**What the task asks:** Write out all the lines again, precisely as they stand, but without the images.

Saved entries
---

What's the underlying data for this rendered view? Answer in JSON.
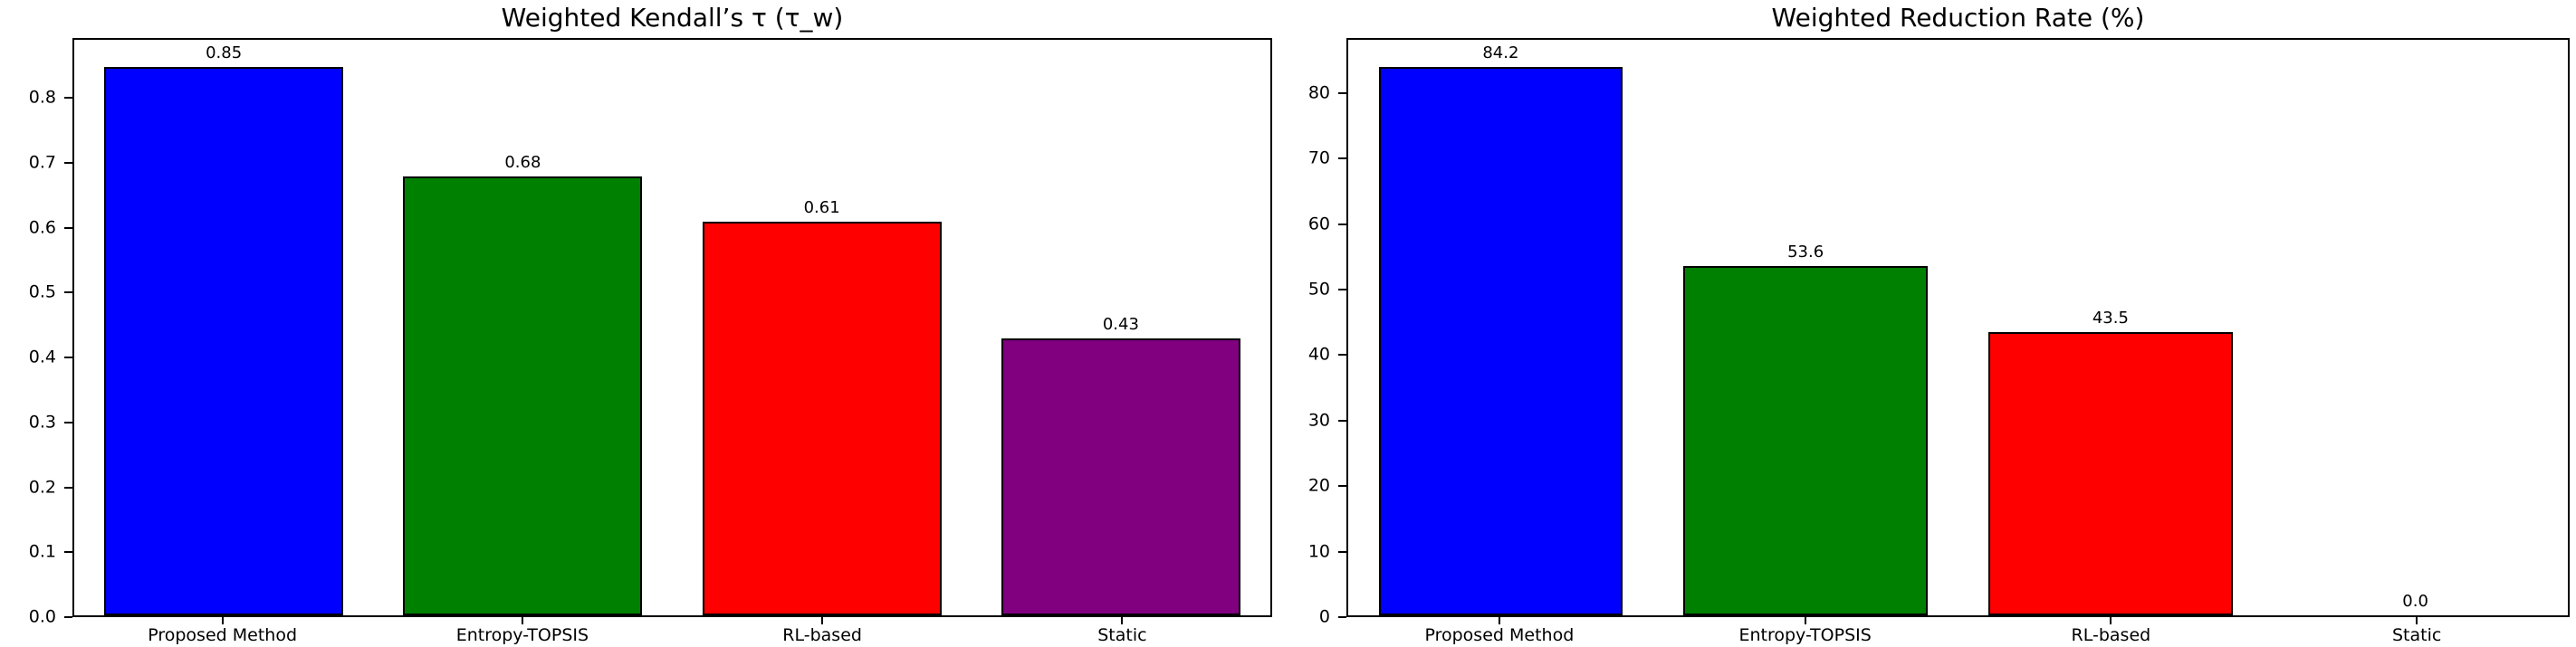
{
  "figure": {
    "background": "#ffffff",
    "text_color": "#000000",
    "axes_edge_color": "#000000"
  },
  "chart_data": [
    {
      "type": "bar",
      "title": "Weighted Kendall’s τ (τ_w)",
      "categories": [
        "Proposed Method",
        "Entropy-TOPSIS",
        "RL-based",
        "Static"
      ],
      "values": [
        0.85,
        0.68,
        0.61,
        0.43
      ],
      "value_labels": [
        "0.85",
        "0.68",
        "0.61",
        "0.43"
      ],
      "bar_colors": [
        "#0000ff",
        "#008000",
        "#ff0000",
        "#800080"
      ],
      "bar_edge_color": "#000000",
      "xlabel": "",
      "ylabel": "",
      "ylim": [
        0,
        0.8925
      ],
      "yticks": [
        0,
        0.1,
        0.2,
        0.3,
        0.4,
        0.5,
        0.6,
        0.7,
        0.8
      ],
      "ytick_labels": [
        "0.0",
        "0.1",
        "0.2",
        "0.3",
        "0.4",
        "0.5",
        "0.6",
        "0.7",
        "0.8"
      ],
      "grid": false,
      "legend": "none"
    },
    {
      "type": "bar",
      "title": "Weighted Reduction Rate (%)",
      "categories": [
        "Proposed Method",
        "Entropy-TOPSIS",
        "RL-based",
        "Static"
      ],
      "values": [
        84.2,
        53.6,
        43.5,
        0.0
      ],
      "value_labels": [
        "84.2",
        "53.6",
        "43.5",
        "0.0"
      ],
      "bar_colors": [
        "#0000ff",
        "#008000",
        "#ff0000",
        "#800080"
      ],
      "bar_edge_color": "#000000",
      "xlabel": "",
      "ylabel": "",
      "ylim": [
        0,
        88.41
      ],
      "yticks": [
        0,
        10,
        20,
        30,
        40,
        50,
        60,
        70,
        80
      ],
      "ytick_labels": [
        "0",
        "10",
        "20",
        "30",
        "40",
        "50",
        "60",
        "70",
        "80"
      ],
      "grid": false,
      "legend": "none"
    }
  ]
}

---

**Solution:**
What's the underlying data for this rendered view? Answer in JSON.
{
  "figure": {
    "background": "#ffffff",
    "text_color": "#000000",
    "axes_edge_color": "#000000"
  },
  "chart_data": [
    {
      "type": "bar",
      "title": "Weighted Kendall’s τ (τ_w)",
      "categories": [
        "Proposed Method",
        "Entropy-TOPSIS",
        "RL-based",
        "Static"
      ],
      "values": [
        0.85,
        0.68,
        0.61,
        0.43
      ],
      "value_labels": [
        "0.85",
        "0.68",
        "0.61",
        "0.43"
      ],
      "bar_colors": [
        "#0000ff",
        "#008000",
        "#ff0000",
        "#800080"
      ],
      "bar_edge_color": "#000000",
      "xlabel": "",
      "ylabel": "",
      "ylim": [
        0,
        0.8925
      ],
      "yticks": [
        0,
        0.1,
        0.2,
        0.3,
        0.4,
        0.5,
        0.6,
        0.7,
        0.8
      ],
      "ytick_labels": [
        "0.0",
        "0.1",
        "0.2",
        "0.3",
        "0.4",
        "0.5",
        "0.6",
        "0.7",
        "0.8"
      ],
      "grid": false,
      "legend": "none"
    },
    {
      "type": "bar",
      "title": "Weighted Reduction Rate (%)",
      "categories": [
        "Proposed Method",
        "Entropy-TOPSIS",
        "RL-based",
        "Static"
      ],
      "values": [
        84.2,
        53.6,
        43.5,
        0.0
      ],
      "value_labels": [
        "84.2",
        "53.6",
        "43.5",
        "0.0"
      ],
      "bar_colors": [
        "#0000ff",
        "#008000",
        "#ff0000",
        "#800080"
      ],
      "bar_edge_color": "#000000",
      "xlabel": "",
      "ylabel": "",
      "ylim": [
        0,
        88.41
      ],
      "yticks": [
        0,
        10,
        20,
        30,
        40,
        50,
        60,
        70,
        80
      ],
      "ytick_labels": [
        "0",
        "10",
        "20",
        "30",
        "40",
        "50",
        "60",
        "70",
        "80"
      ],
      "grid": false,
      "legend": "none"
    }
  ]
}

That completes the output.